━━ Records shown
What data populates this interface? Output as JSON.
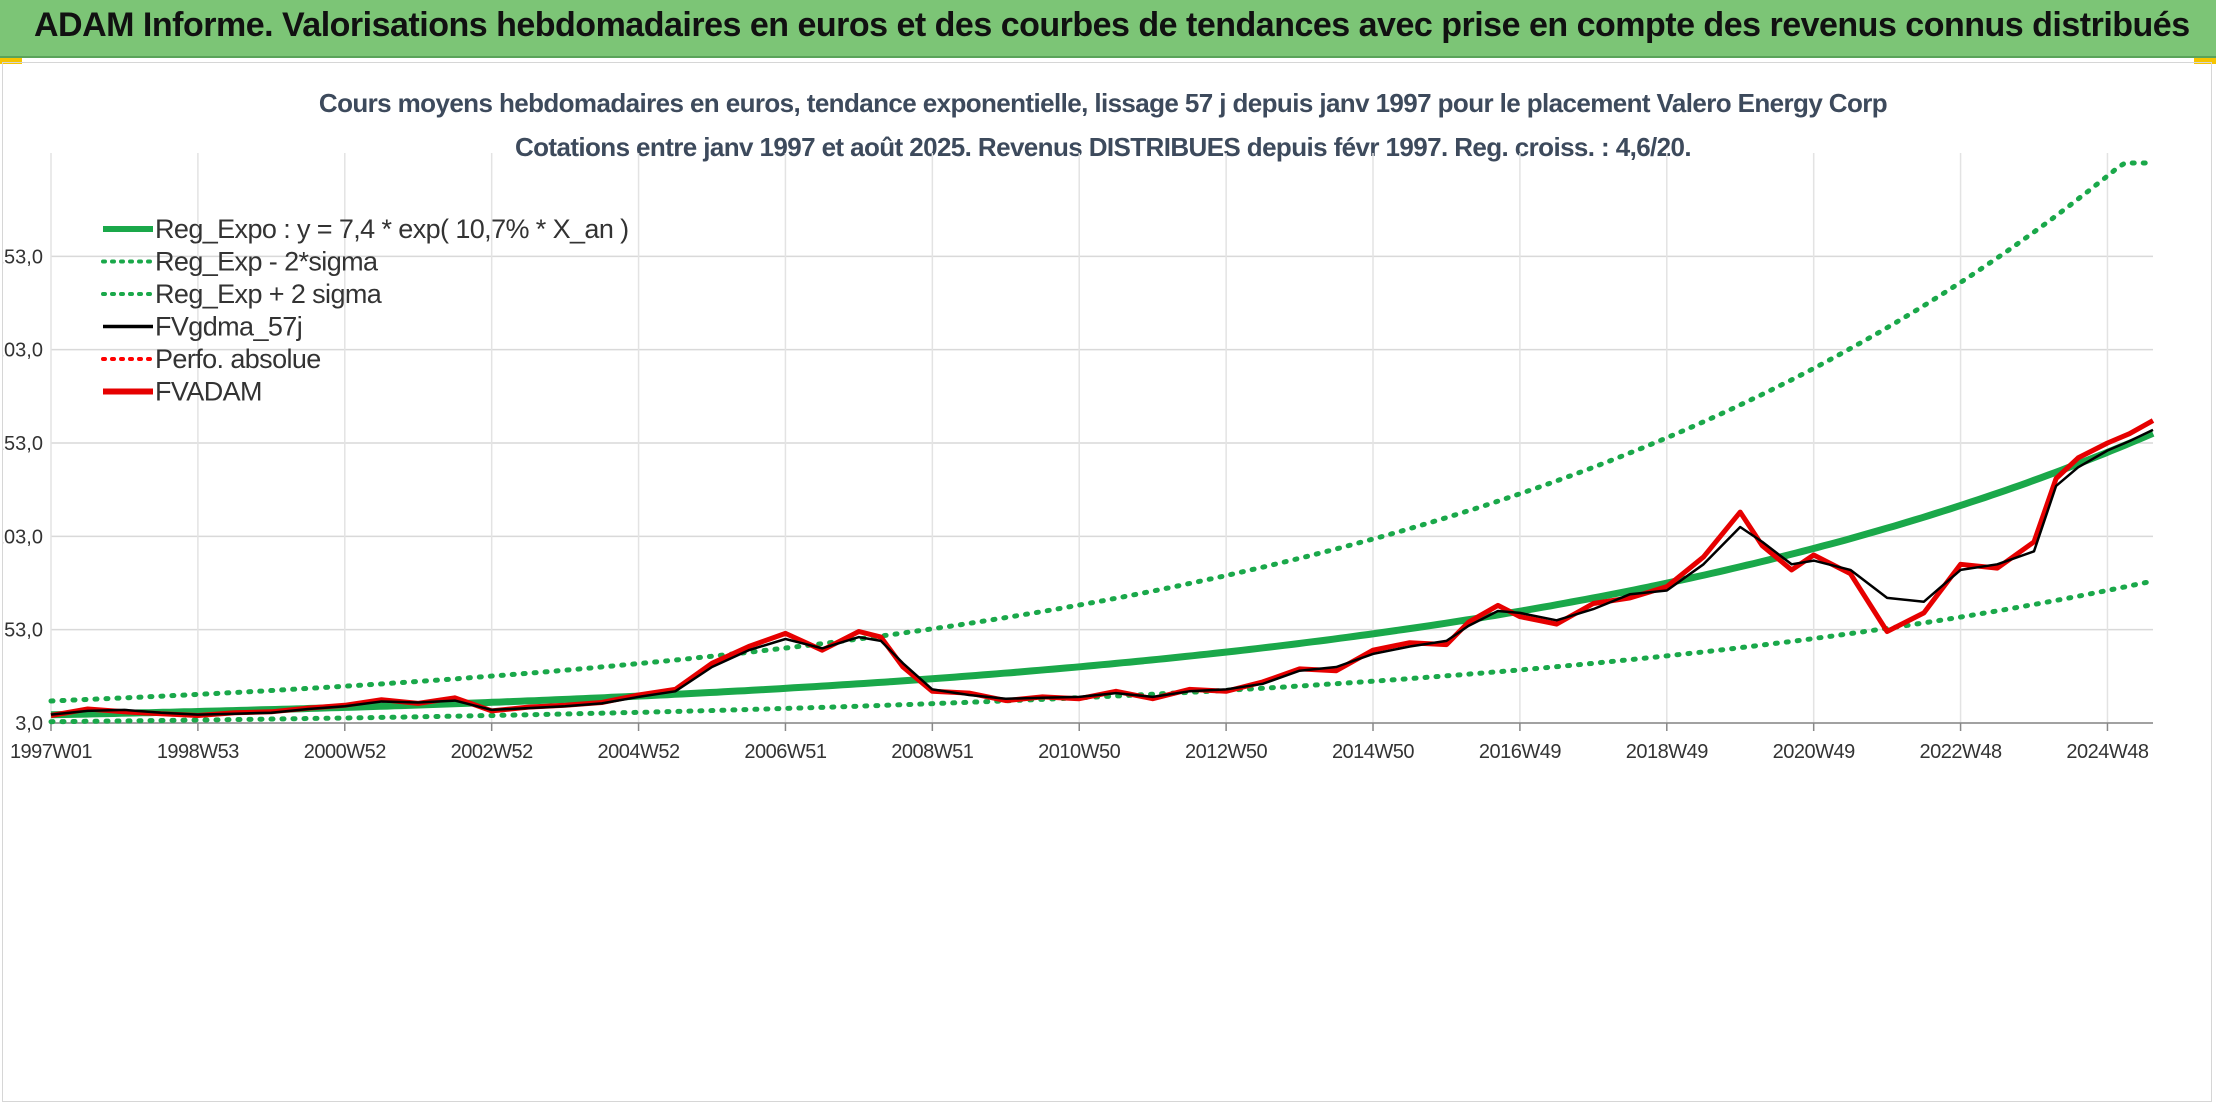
{
  "banner": {
    "title": "ADAM Informe. Valorisations hebdomadaires en euros et des courbes de tendances avec prise en compte des revenus connus distribués",
    "color": "#7cc576"
  },
  "chart_data": {
    "type": "line",
    "title": "Cours moyens hebdomadaires en euros, tendance exponentielle, lissage 57 j depuis janv 1997 pour le placement Valero Energy Corp",
    "subtitle": "Cotations entre janv 1997 et août 2025. Revenus DISTRIBUES depuis févr 1997. Reg. croiss. : 4,6/20.",
    "xlabel": "",
    "ylabel": "",
    "xlim": [
      1997.0,
      2025.62
    ],
    "ylim": [
      3.0,
      303.0
    ],
    "y_ticks": [
      "3,0",
      "53,0",
      "103,0",
      "153,0",
      "203,0",
      "253,0"
    ],
    "x_ticks": [
      {
        "label": "1997W01",
        "year": 1997.0
      },
      {
        "label": "1998W53",
        "year": 1999.0
      },
      {
        "label": "2000W52",
        "year": 2001.0
      },
      {
        "label": "2002W52",
        "year": 2003.0
      },
      {
        "label": "2004W52",
        "year": 2005.0
      },
      {
        "label": "2006W51",
        "year": 2007.0
      },
      {
        "label": "2008W51",
        "year": 2009.0
      },
      {
        "label": "2010W50",
        "year": 2011.0
      },
      {
        "label": "2012W50",
        "year": 2013.0
      },
      {
        "label": "2014W50",
        "year": 2015.0
      },
      {
        "label": "2016W49",
        "year": 2017.0
      },
      {
        "label": "2018W49",
        "year": 2019.0
      },
      {
        "label": "2020W49",
        "year": 2021.0
      },
      {
        "label": "2022W48",
        "year": 2023.0
      },
      {
        "label": "2024W48",
        "year": 2025.0
      }
    ],
    "grid": true,
    "legend_position": "top-left",
    "regression": {
      "a": 7.4,
      "rate_percent": 10.7
    },
    "series": [
      {
        "name": "Reg_Expo : y = 7,4 * exp( 10,7% *  X_an )",
        "style": "solid-thick",
        "color": "#1aa84a"
      },
      {
        "name": "Reg_Exp - 2*sigma",
        "style": "dotted",
        "color": "#1aa84a"
      },
      {
        "name": "Reg_Exp + 2 sigma",
        "style": "dotted",
        "color": "#1aa84a"
      },
      {
        "name": "FVgdma_57j",
        "style": "solid",
        "color": "#000000",
        "points": [
          [
            1997.0,
            7.5
          ],
          [
            1997.5,
            9.5
          ],
          [
            1998.0,
            10.0
          ],
          [
            1998.5,
            8.5
          ],
          [
            1999.0,
            7.5
          ],
          [
            1999.5,
            8.0
          ],
          [
            2000.0,
            8.5
          ],
          [
            2000.5,
            10.5
          ],
          [
            2001.0,
            12.0
          ],
          [
            2001.5,
            14.5
          ],
          [
            2002.0,
            14.0
          ],
          [
            2002.5,
            15.0
          ],
          [
            2003.0,
            10.0
          ],
          [
            2003.5,
            11.0
          ],
          [
            2004.0,
            12.0
          ],
          [
            2004.5,
            13.5
          ],
          [
            2005.0,
            17.0
          ],
          [
            2005.5,
            20.0
          ],
          [
            2006.0,
            33.0
          ],
          [
            2006.5,
            42.0
          ],
          [
            2007.0,
            48.0
          ],
          [
            2007.5,
            43.0
          ],
          [
            2008.0,
            49.0
          ],
          [
            2008.3,
            47.0
          ],
          [
            2008.6,
            35.0
          ],
          [
            2009.0,
            21.0
          ],
          [
            2009.5,
            18.0
          ],
          [
            2010.0,
            16.0
          ],
          [
            2010.5,
            16.5
          ],
          [
            2011.0,
            17.0
          ],
          [
            2011.5,
            19.0
          ],
          [
            2012.0,
            17.0
          ],
          [
            2012.5,
            20.0
          ],
          [
            2013.0,
            21.0
          ],
          [
            2013.5,
            24.0
          ],
          [
            2014.0,
            31.0
          ],
          [
            2014.5,
            33.0
          ],
          [
            2015.0,
            40.0
          ],
          [
            2015.5,
            44.0
          ],
          [
            2016.0,
            47.0
          ],
          [
            2016.3,
            55.0
          ],
          [
            2016.7,
            63.0
          ],
          [
            2017.0,
            62.0
          ],
          [
            2017.5,
            58.0
          ],
          [
            2018.0,
            64.0
          ],
          [
            2018.5,
            72.0
          ],
          [
            2019.0,
            74.0
          ],
          [
            2019.5,
            88.0
          ],
          [
            2020.0,
            108.0
          ],
          [
            2020.3,
            100.0
          ],
          [
            2020.7,
            88.0
          ],
          [
            2021.0,
            90.0
          ],
          [
            2021.5,
            85.0
          ],
          [
            2022.0,
            70.0
          ],
          [
            2022.5,
            68.0
          ],
          [
            2023.0,
            85.0
          ],
          [
            2023.5,
            88.0
          ],
          [
            2024.0,
            95.0
          ],
          [
            2024.3,
            130.0
          ],
          [
            2024.6,
            140.0
          ],
          [
            2025.0,
            149.0
          ],
          [
            2025.3,
            154.0
          ],
          [
            2025.62,
            160.0
          ]
        ]
      },
      {
        "name": "Perfo. absolue",
        "style": "dotted",
        "color": "#ff0000"
      },
      {
        "name": "FVADAM",
        "style": "solid-thick",
        "color": "#e60000",
        "points": [
          [
            1997.0,
            7.0
          ],
          [
            1997.5,
            10.5
          ],
          [
            1998.0,
            9.0
          ],
          [
            1998.5,
            8.0
          ],
          [
            1999.0,
            7.0
          ],
          [
            1999.5,
            8.5
          ],
          [
            2000.0,
            9.0
          ],
          [
            2000.5,
            11.0
          ],
          [
            2001.0,
            12.5
          ],
          [
            2001.5,
            15.5
          ],
          [
            2002.0,
            13.5
          ],
          [
            2002.5,
            16.5
          ],
          [
            2003.0,
            9.5
          ],
          [
            2003.5,
            11.5
          ],
          [
            2004.0,
            12.5
          ],
          [
            2004.5,
            14.0
          ],
          [
            2005.0,
            18.0
          ],
          [
            2005.5,
            21.0
          ],
          [
            2006.0,
            35.0
          ],
          [
            2006.5,
            44.0
          ],
          [
            2007.0,
            51.0
          ],
          [
            2007.5,
            42.0
          ],
          [
            2008.0,
            52.0
          ],
          [
            2008.3,
            49.0
          ],
          [
            2008.6,
            33.0
          ],
          [
            2009.0,
            20.0
          ],
          [
            2009.5,
            19.0
          ],
          [
            2010.0,
            15.0
          ],
          [
            2010.5,
            17.0
          ],
          [
            2011.0,
            16.0
          ],
          [
            2011.5,
            20.0
          ],
          [
            2012.0,
            16.0
          ],
          [
            2012.5,
            21.0
          ],
          [
            2013.0,
            20.0
          ],
          [
            2013.5,
            25.0
          ],
          [
            2014.0,
            32.0
          ],
          [
            2014.5,
            31.0
          ],
          [
            2015.0,
            42.0
          ],
          [
            2015.5,
            46.0
          ],
          [
            2016.0,
            45.0
          ],
          [
            2016.3,
            57.0
          ],
          [
            2016.7,
            66.0
          ],
          [
            2017.0,
            60.0
          ],
          [
            2017.5,
            56.0
          ],
          [
            2018.0,
            67.0
          ],
          [
            2018.5,
            70.0
          ],
          [
            2019.0,
            76.0
          ],
          [
            2019.5,
            92.0
          ],
          [
            2020.0,
            116.0
          ],
          [
            2020.3,
            98.0
          ],
          [
            2020.7,
            85.0
          ],
          [
            2021.0,
            93.0
          ],
          [
            2021.5,
            83.0
          ],
          [
            2022.0,
            52.0
          ],
          [
            2022.5,
            62.0
          ],
          [
            2023.0,
            88.0
          ],
          [
            2023.5,
            86.0
          ],
          [
            2024.0,
            100.0
          ],
          [
            2024.3,
            134.0
          ],
          [
            2024.6,
            145.0
          ],
          [
            2025.0,
            153.0
          ],
          [
            2025.3,
            158.0
          ],
          [
            2025.62,
            165.0
          ]
        ]
      }
    ]
  }
}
━━━━
### Short task
Going through the entries above, tally each line that has the word "euros". Answer with the number only.

### Complete output
2